[TASK REQUIREMENTS]
1/ In the text on the Blanche Sweet retrospective, how many feature films and short works does the series comprise?
2/ Retype the passage of the text on the Blanche Sweet retrospective from "First Major Archival" to "twenty-two short works.".

[PAGE TEXT]
First Major Archival Series Includes Virtually All the Surviving Feature Films
Blanche Sweet Starred In, Including Works by D. W. Griffith and Cecil B.
DeMille
June 7–22, 1996<
To celebrate the centenary of a charming and highly original actress whose
professional stage and film career spanned six decades, the Department of Film
and Video of The Museum of Modern Art presents Blanche Sweet: A Centennial Retrospective,
comprising twelve feature films and twenty-two short works.
The series, which runs from June 7 to 22, presents virtually all the surviving
feature films in which Blanche Sweet starred, including Cecil B. DeMille's
The Warrens of Virginia (1915), Frank Reicher's The Case of Becky
(1915), John Griffith Wray's Anna Christie (1923), and Marshall
Neilan's The Sporting Venus (1925). Also presented are two of Sweet's
sound films, Mervyn LeRoy's Show Girl in Hollywood (1930) and Robert
Ober and Albert Kelley's The Woman Racket (1930), as well as a
significant sampling of her Biograph work for D. W. Griffith and his
assistants. Among these is Griffith's Judith of Bethulia (1913), which
is accompanied by rare outtakes of Sweet rehearsing on the set.
Blanche Sweet was born in Chicago on June 18, 1896. By the time she appeared
in her first film at age thirteen, she had already been on the stage for nearly
eleven years. Her first role came when she was eighteen months old, in a
popular melodrama called Blue Jeans, in which she was carried on to the
stage so that one of the actors could kiss her foot. Sweet's celebrity status
was assured in her late teens when, in roles that demanded preternatural
maturity for a young woman, she starred in several films by Griffith, including
The Lonedale Operator (1911), The Painted Lady (1912), and,
notably, the biblical drama Judith of Bethulia. In 1914 Sweet left
Griffith for Cecil B. DeMille, who cast her in The Warrens of Virginia
and The Captive (1915). It was the first time that DeMille, then a
young director, was able to cast a bona fide movie star in one of his films.

[STORED RECORDS]
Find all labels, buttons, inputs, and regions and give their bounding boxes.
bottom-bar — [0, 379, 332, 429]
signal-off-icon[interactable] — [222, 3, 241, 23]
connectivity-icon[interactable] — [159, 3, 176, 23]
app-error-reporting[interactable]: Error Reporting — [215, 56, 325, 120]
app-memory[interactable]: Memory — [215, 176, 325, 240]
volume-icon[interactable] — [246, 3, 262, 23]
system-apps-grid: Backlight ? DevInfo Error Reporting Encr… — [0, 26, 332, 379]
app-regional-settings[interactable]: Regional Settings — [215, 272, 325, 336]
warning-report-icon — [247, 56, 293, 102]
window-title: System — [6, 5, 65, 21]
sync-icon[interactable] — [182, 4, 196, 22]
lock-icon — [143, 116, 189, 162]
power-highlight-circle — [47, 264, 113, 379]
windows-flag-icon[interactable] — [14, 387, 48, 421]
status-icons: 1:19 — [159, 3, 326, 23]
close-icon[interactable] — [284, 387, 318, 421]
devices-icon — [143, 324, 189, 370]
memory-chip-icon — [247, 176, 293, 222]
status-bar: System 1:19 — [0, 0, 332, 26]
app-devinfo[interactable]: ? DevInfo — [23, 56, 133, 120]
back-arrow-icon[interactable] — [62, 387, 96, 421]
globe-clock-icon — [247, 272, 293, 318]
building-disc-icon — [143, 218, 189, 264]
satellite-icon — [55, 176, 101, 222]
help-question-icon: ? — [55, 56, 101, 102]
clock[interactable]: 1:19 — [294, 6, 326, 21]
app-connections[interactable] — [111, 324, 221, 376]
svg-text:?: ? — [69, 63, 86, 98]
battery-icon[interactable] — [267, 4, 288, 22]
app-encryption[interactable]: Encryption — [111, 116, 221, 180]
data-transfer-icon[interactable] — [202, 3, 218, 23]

[ANSWERS FOR THE TASKS]
1/ Twelve feature films and twenty-two short works.

2/
First Major Archival Series Includes Virtually All the Surviving Feature Films
Blanche Sweet Starred In, Including Works by D. W. Griffith and Cecil B.
DeMille
June 7–22, 1996<
To celebrate the centenary of a charming and highly original actress whose
professional stage and film career spanned six decades, the Department of Film
and Video of The Museum of Modern Art presents Blanche Sweet: A Centennial Retrospective,
comprising twelve feature films and twenty-two short works.